# Task objective:
Print the rows below character for character, from the line with "english-title-line-2: in Traffic" to the line with "section-heading: 1. 연구목적", including both of those lines.
[Start]
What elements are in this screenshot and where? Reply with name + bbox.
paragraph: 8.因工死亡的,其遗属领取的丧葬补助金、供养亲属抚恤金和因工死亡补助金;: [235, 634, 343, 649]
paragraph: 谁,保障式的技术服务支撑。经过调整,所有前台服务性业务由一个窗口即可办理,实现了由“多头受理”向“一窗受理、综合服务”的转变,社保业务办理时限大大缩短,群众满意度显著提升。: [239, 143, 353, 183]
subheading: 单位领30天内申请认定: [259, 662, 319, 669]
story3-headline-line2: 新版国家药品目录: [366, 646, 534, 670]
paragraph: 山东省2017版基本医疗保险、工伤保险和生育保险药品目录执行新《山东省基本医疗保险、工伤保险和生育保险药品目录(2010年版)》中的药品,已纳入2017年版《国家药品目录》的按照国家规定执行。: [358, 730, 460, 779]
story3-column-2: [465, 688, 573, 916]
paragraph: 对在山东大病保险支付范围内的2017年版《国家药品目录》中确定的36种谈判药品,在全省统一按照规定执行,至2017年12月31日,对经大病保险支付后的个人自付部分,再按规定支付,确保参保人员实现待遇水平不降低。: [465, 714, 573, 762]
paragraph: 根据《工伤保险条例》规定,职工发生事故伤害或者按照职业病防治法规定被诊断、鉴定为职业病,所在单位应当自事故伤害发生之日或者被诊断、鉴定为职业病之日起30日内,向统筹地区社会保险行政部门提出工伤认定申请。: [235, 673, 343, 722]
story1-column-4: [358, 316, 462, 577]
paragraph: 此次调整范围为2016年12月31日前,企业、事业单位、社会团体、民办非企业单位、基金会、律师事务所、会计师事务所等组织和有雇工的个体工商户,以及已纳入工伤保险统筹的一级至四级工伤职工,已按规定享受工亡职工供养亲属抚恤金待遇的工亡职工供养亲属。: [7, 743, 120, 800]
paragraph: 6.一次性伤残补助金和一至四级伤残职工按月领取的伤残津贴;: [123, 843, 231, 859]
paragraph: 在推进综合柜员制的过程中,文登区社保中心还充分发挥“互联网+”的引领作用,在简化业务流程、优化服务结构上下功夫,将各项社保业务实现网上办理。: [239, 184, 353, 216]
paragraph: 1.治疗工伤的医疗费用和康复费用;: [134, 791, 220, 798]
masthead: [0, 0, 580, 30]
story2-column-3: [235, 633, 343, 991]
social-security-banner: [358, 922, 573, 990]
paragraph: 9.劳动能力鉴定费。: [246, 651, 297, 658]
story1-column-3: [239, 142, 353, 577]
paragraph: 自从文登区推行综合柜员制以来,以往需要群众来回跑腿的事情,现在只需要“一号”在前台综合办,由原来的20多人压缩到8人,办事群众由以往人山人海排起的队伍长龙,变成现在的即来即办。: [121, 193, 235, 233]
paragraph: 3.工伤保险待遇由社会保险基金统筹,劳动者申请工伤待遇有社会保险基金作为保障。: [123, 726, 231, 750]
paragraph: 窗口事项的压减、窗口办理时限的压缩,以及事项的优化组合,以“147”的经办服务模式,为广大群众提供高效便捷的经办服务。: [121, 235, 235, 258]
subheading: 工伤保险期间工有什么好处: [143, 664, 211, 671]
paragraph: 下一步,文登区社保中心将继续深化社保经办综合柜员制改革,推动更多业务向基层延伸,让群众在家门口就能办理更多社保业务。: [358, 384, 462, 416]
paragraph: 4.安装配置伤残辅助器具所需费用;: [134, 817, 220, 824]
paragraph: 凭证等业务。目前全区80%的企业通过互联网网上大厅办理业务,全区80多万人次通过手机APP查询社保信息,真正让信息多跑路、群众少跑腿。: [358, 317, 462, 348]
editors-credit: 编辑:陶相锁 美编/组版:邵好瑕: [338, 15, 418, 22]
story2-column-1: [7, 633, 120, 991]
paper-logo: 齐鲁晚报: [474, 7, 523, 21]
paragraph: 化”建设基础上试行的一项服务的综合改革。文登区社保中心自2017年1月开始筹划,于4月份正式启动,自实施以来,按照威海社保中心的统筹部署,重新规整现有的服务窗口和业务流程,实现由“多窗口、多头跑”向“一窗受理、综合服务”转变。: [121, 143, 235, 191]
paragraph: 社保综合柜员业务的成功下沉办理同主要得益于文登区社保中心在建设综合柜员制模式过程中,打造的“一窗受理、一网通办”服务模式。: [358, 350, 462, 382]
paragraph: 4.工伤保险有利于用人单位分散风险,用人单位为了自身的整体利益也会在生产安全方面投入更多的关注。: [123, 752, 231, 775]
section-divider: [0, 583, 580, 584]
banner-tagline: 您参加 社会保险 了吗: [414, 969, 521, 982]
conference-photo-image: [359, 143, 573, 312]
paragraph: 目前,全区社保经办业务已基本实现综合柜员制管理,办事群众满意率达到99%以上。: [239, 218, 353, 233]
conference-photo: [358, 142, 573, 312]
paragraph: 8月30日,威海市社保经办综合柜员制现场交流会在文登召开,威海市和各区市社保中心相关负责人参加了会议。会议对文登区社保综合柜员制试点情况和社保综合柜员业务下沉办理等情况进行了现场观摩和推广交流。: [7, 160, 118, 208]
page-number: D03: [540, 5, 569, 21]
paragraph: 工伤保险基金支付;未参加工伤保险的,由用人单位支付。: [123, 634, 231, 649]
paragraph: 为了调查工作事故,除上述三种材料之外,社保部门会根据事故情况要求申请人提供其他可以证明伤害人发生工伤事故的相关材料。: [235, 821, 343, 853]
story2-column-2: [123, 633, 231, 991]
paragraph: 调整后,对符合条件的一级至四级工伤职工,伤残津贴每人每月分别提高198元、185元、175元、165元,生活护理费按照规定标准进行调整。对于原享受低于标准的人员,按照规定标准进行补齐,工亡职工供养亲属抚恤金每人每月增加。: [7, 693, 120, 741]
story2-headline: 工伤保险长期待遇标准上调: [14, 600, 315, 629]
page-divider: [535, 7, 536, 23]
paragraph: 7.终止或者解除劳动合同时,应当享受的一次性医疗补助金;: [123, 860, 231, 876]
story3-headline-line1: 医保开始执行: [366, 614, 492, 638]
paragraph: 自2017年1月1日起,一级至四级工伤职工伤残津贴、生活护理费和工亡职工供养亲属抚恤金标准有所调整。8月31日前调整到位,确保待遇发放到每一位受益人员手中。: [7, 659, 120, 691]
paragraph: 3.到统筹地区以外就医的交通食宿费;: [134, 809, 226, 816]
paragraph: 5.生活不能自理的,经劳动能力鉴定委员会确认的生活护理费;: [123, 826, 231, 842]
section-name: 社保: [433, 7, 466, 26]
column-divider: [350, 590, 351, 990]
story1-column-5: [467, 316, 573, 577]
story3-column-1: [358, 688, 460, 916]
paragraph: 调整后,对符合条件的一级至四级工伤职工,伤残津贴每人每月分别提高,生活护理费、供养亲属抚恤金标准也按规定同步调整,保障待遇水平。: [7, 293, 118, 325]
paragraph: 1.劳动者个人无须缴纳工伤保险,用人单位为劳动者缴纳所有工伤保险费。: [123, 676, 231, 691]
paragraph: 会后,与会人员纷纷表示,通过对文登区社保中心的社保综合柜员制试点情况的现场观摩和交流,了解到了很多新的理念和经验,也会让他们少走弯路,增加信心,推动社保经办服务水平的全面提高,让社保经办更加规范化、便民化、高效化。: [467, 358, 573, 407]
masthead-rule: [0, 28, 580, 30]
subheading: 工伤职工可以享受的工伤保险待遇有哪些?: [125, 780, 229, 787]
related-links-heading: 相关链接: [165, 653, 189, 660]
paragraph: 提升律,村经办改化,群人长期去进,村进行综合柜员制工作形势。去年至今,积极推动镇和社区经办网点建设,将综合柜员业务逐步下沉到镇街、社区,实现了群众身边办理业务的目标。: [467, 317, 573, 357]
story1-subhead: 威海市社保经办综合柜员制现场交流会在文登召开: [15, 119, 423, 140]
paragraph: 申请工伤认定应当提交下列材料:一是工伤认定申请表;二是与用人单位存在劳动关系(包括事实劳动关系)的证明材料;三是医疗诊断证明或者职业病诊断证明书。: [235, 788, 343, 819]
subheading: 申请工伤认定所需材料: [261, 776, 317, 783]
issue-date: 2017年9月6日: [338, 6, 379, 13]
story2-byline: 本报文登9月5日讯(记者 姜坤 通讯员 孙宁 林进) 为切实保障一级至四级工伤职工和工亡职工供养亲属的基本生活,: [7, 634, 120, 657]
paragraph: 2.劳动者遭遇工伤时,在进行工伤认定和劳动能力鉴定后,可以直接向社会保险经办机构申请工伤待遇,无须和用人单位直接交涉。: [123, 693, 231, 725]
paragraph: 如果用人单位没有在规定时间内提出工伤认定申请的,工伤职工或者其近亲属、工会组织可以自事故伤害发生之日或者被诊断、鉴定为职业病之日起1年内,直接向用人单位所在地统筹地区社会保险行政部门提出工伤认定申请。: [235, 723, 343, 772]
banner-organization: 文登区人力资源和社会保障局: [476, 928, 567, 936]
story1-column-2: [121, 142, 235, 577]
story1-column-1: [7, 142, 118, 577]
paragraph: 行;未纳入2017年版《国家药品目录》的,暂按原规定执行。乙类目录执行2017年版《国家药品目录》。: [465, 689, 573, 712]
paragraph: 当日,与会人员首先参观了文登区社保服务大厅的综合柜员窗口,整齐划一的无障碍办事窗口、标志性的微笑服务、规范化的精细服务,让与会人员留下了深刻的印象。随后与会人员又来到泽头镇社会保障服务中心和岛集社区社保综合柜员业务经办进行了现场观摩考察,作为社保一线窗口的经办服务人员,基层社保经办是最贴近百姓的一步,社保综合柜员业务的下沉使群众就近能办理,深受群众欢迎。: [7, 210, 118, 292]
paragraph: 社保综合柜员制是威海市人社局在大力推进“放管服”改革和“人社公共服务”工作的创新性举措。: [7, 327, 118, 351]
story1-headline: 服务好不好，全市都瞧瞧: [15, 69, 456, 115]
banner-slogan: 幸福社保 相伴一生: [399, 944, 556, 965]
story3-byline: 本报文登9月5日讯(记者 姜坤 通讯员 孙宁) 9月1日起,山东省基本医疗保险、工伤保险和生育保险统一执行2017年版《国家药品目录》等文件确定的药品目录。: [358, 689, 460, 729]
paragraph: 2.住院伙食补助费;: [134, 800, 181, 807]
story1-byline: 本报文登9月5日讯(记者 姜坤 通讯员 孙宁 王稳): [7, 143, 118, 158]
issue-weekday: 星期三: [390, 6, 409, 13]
[End]
[Start]
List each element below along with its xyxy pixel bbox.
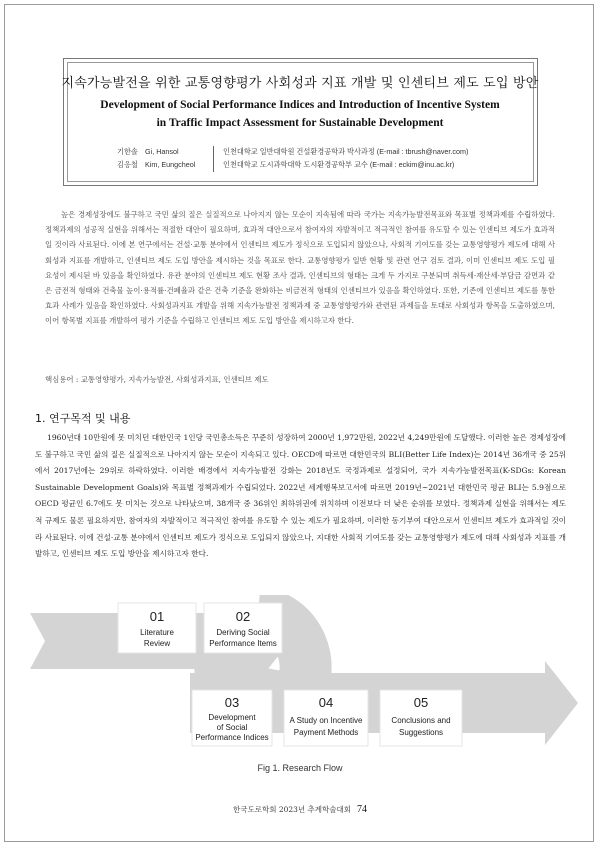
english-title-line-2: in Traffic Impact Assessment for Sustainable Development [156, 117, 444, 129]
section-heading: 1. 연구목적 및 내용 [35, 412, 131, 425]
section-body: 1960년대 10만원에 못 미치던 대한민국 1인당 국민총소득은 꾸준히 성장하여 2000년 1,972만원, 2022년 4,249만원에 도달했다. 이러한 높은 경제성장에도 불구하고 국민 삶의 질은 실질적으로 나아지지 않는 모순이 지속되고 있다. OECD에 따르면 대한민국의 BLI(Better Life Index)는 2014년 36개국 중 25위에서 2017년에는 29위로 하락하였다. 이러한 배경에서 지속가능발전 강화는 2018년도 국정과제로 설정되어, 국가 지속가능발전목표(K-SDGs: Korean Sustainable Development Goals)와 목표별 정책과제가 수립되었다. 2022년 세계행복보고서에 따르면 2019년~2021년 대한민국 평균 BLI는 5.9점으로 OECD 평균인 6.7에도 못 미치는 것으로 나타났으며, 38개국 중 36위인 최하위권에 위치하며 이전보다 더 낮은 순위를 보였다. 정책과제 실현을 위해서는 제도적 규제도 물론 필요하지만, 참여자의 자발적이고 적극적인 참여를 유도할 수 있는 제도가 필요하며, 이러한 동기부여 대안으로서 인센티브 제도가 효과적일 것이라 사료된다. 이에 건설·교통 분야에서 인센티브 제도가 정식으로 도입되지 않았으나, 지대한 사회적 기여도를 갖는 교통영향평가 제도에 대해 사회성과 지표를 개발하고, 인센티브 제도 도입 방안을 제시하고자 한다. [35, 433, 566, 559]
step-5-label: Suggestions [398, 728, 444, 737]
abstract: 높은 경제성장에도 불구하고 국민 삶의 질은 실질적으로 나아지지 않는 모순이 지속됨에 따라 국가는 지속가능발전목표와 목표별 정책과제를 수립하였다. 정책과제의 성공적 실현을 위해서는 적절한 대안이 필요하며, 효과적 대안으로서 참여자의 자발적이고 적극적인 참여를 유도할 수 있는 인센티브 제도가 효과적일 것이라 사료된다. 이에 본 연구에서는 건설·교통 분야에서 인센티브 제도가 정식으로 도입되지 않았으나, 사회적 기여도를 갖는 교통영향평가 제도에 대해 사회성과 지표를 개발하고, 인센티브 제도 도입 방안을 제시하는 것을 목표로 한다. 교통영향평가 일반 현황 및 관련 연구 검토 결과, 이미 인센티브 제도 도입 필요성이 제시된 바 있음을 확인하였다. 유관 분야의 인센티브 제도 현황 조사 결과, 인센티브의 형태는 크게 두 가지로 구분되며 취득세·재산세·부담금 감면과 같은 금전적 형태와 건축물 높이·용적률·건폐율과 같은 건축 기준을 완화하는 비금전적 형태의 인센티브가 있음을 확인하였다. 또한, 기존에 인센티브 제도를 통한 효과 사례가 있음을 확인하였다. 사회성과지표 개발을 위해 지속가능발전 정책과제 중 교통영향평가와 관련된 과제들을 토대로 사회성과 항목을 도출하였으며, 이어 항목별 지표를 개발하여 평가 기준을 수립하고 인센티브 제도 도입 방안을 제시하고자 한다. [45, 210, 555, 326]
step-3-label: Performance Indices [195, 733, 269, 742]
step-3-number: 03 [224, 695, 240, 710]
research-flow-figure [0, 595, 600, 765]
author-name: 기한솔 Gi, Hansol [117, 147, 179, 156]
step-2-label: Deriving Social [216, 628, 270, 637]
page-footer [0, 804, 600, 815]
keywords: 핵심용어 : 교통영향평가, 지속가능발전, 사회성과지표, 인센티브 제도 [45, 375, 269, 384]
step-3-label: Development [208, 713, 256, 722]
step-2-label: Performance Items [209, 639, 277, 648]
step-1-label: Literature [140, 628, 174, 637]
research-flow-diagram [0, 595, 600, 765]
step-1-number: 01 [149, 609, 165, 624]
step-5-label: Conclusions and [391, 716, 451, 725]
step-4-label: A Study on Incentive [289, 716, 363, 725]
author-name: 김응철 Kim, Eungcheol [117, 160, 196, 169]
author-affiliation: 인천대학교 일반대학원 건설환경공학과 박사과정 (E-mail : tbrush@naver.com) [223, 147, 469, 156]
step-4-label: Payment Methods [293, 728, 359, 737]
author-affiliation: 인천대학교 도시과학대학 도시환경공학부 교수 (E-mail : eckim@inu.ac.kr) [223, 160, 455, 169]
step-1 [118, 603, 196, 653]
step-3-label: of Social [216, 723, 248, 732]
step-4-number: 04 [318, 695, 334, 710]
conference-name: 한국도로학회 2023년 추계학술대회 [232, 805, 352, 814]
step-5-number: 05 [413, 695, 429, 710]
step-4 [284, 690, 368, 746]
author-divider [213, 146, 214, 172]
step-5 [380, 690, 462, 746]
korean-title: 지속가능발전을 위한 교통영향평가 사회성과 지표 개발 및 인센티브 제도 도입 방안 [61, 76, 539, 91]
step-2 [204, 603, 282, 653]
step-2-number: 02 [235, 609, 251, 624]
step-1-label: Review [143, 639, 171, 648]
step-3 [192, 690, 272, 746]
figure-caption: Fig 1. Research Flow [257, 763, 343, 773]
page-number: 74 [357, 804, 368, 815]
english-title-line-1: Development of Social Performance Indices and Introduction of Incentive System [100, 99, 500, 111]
[End]
[Start]
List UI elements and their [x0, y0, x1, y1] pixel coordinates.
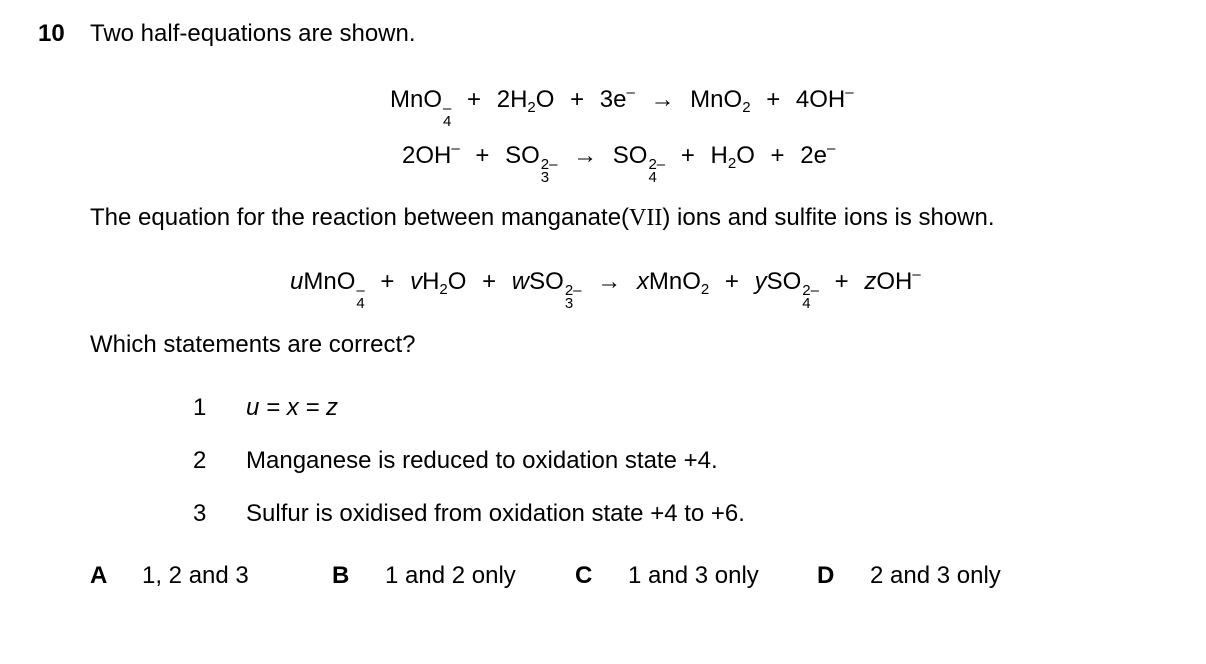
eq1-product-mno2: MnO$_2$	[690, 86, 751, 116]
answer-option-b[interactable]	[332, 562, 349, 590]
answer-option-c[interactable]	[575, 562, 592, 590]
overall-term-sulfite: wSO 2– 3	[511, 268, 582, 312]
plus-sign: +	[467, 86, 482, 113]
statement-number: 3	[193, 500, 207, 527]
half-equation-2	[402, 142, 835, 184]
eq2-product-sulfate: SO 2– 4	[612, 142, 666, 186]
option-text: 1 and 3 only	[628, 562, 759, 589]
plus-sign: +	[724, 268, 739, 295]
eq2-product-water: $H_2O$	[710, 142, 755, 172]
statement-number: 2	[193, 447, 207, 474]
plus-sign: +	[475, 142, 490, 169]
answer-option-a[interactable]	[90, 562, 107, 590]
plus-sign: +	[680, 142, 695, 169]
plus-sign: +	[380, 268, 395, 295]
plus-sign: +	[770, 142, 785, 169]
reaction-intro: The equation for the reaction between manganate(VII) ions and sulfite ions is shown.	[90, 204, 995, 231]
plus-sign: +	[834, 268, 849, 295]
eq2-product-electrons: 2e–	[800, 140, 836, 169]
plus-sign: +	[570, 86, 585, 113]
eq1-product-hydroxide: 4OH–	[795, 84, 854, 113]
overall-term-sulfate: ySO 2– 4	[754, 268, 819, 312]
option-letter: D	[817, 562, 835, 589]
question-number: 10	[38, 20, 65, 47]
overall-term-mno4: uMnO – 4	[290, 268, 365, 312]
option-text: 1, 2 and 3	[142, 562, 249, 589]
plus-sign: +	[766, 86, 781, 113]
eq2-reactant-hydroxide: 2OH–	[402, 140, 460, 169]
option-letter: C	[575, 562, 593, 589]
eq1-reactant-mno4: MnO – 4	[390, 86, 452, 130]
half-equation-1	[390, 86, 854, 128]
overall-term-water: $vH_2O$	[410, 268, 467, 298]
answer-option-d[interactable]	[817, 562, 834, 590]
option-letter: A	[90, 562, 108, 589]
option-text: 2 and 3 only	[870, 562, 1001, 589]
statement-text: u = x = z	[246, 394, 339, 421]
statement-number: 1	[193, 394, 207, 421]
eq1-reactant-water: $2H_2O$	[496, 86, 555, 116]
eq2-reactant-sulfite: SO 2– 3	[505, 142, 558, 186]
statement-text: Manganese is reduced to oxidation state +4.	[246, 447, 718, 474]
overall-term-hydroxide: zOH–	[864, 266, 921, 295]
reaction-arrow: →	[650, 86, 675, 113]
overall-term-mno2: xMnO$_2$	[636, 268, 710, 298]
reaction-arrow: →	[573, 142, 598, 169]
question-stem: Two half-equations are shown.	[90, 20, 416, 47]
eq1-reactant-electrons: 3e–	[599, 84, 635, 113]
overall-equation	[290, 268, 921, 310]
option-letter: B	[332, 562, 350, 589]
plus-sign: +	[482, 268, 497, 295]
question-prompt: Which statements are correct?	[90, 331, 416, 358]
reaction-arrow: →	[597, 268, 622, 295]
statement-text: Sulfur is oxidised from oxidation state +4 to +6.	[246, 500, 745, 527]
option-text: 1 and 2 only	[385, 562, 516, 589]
[End]
# Response to this exercise:
english-title-line-2: in Traffic Impact Assessment for Sustainable Development [156, 117, 444, 129]
section-heading: 1. 연구목적 및 내용 [35, 412, 131, 425]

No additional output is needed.